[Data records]

· · · ·

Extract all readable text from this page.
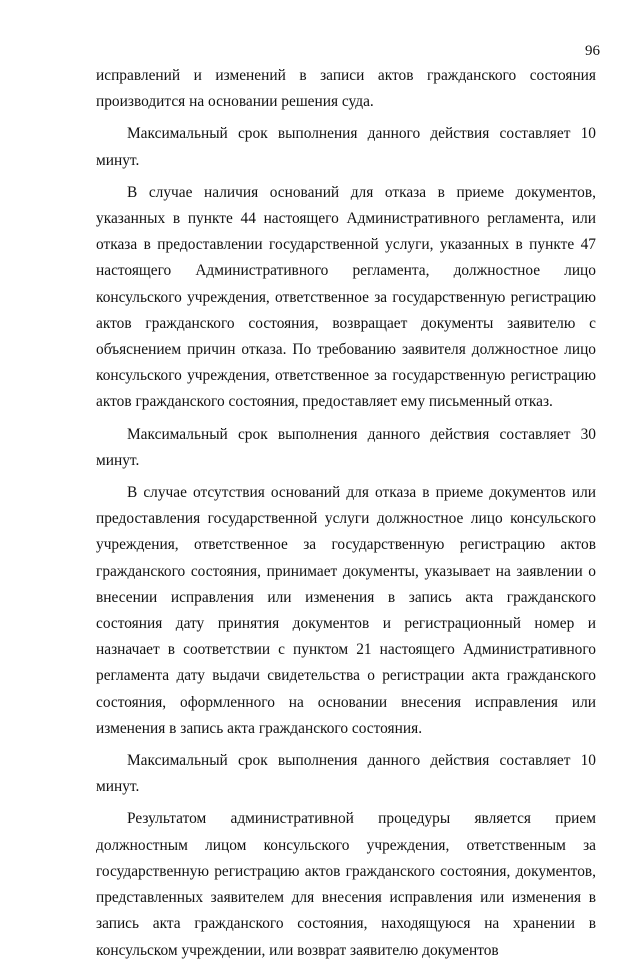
96

исправлений и изменений в записи актов гражданского состояния производится на основании решения суда.

Максимальный срок выполнения данного действия составляет 10 минут.

В случае наличия оснований для отказа в приеме документов, указанных в пункте 44 настоящего Административного регламента, или отказа в предоставлении государственной услуги, указанных в пункте 47 настоящего Административного регламента, должностное лицо консульского учреждения, ответственное за государственную регистрацию актов гражданского состояния, возвращает документы заявителю с объяснением причин отказа. По требованию заявителя должностное лицо консульского учреждения, ответственное за государственную регистрацию актов гражданского состояния, предоставляет ему письменный отказ.

Максимальный срок выполнения данного действия составляет 30 минут.

В случае отсутствия оснований для отказа в приеме документов или предоставления государственной услуги должностное лицо консульского учреждения, ответственное за государственную регистрацию актов гражданского состояния, принимает документы, указывает на заявлении о внесении исправления или изменения в запись акта гражданского состояния дату принятия документов и регистрационный номер и назначает в соответствии с пунктом 21 настоящего Административного регламента дату выдачи свидетельства о регистрации акта гражданского состояния, оформленного на основании внесения исправления или изменения в запись акта гражданского состояния.

Максимальный срок выполнения данного действия составляет 10 минут.

Результатом административной процедуры является прием должностным лицом консульского учреждения, ответственным за государственную регистрацию актов гражданского состояния, документов, представленных заявителем для внесения исправления или изменения в запись акта гражданского состояния, находящуюся на хранении в консульском учреждении, или возврат заявителю документов
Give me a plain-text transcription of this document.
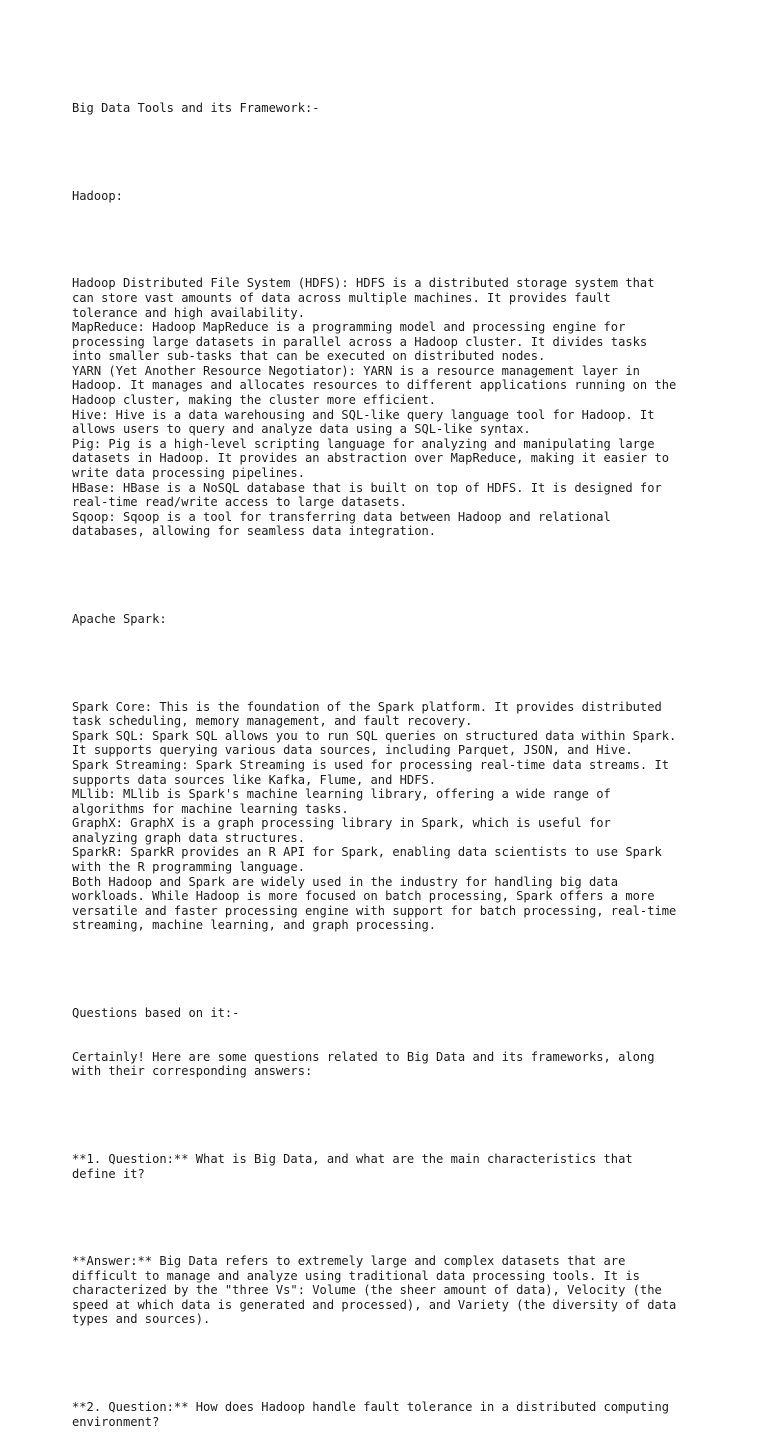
Big Data Tools and its Framework:-

Hadoop:

Hadoop Distributed File System (HDFS): HDFS is a distributed storage system that
can store vast amounts of data across multiple machines. It provides fault
tolerance and high availability.
MapReduce: Hadoop MapReduce is a programming model and processing engine for
processing large datasets in parallel across a Hadoop cluster. It divides tasks
into smaller sub-tasks that can be executed on distributed nodes.
YARN (Yet Another Resource Negotiator): YARN is a resource management layer in
Hadoop. It manages and allocates resources to different applications running on the
Hadoop cluster, making the cluster more efficient.
Hive: Hive is a data warehousing and SQL-like query language tool for Hadoop. It
allows users to query and analyze data using a SQL-like syntax.
Pig: Pig is a high-level scripting language for analyzing and manipulating large
datasets in Hadoop. It provides an abstraction over MapReduce, making it easier to
write data processing pipelines.
HBase: HBase is a NoSQL database that is built on top of HDFS. It is designed for
real-time read/write access to large datasets.
Sqoop: Sqoop is a tool for transferring data between Hadoop and relational
databases, allowing for seamless data integration.

Apache Spark:

Spark Core: This is the foundation of the Spark platform. It provides distributed
task scheduling, memory management, and fault recovery.
Spark SQL: Spark SQL allows you to run SQL queries on structured data within Spark.
It supports querying various data sources, including Parquet, JSON, and Hive.
Spark Streaming: Spark Streaming is used for processing real-time data streams. It
supports data sources like Kafka, Flume, and HDFS.
MLlib: MLlib is Spark's machine learning library, offering a wide range of
algorithms for machine learning tasks.
GraphX: GraphX is a graph processing library in Spark, which is useful for
analyzing graph data structures.
SparkR: SparkR provides an R API for Spark, enabling data scientists to use Spark
with the R programming language.
Both Hadoop and Spark are widely used in the industry for handling big data
workloads. While Hadoop is more focused on batch processing, Spark offers a more
versatile and faster processing engine with support for batch processing, real-time
streaming, machine learning, and graph processing.

Questions based on it:-

Certainly! Here are some questions related to Big Data and its frameworks, along
with their corresponding answers:

**1. Question:** What is Big Data, and what are the main characteristics that
define it?

**Answer:** Big Data refers to extremely large and complex datasets that are
difficult to manage and analyze using traditional data processing tools. It is
characterized by the "three Vs": Volume (the sheer amount of data), Velocity (the
speed at which data is generated and processed), and Variety (the diversity of data
types and sources).

**2. Question:** How does Hadoop handle fault tolerance in a distributed computing
environment?
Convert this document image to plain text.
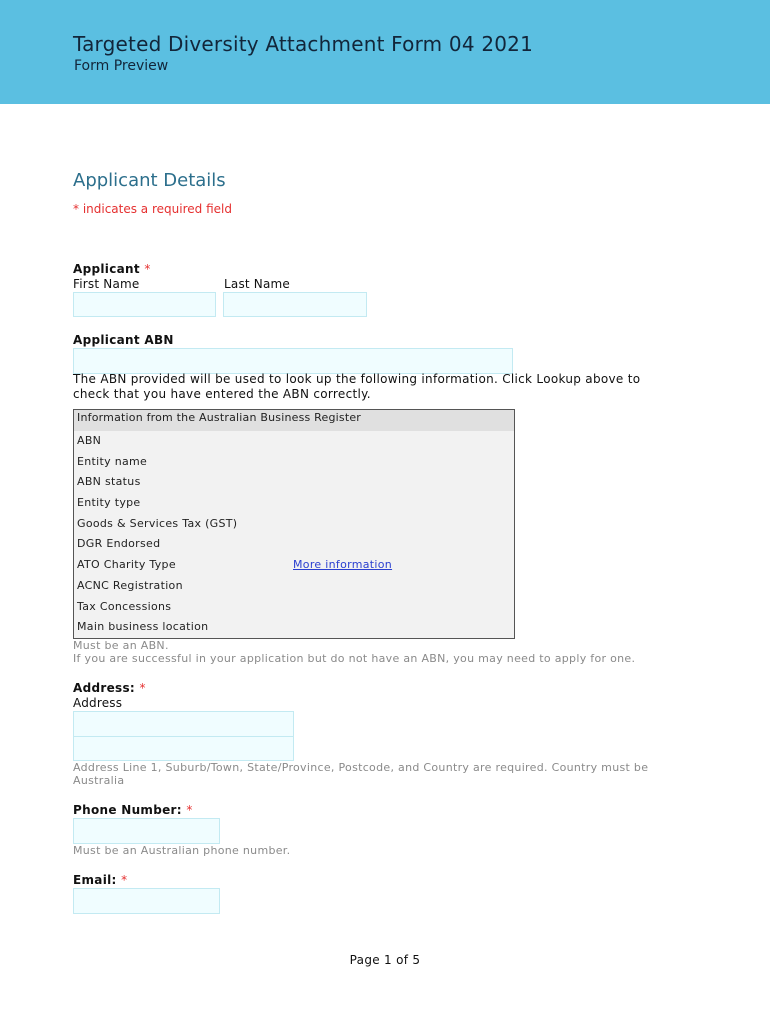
Targeted Diversity Attachment Form 04 2021
Form Preview
Applicant Details
* indicates a required field
Applicant *
First Name	Last Name
Applicant ABN
The ABN provided will be used to look up the following information. Click Lookup above to check that you have entered the ABN correctly.
Information from the Australian Business Register
ABN
Entity name
ABN status
Entity type
Goods & Services Tax (GST)
DGR Endorsed
ATO Charity Type	More information
ACNC Registration
Tax Concessions
Main business location
Must be an ABN.
If you are successful in your application but do not have an ABN, you may need to apply for one.
Address: *
Address
Address Line 1, Suburb/Town, State/Province, Postcode, and Country are required. Country must be Australia
Phone Number: *
Must be an Australian phone number.
Email: *
Page 1 of 5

· · · ·

(What you need to do)
Gather all the lines that include the word "real" and copy them out.

(Result)
real-time read/write access to large datasets.
Spark Streaming: Spark Streaming is used for processing real-time data streams. It
versatile and faster processing engine with support for batch processing, real-time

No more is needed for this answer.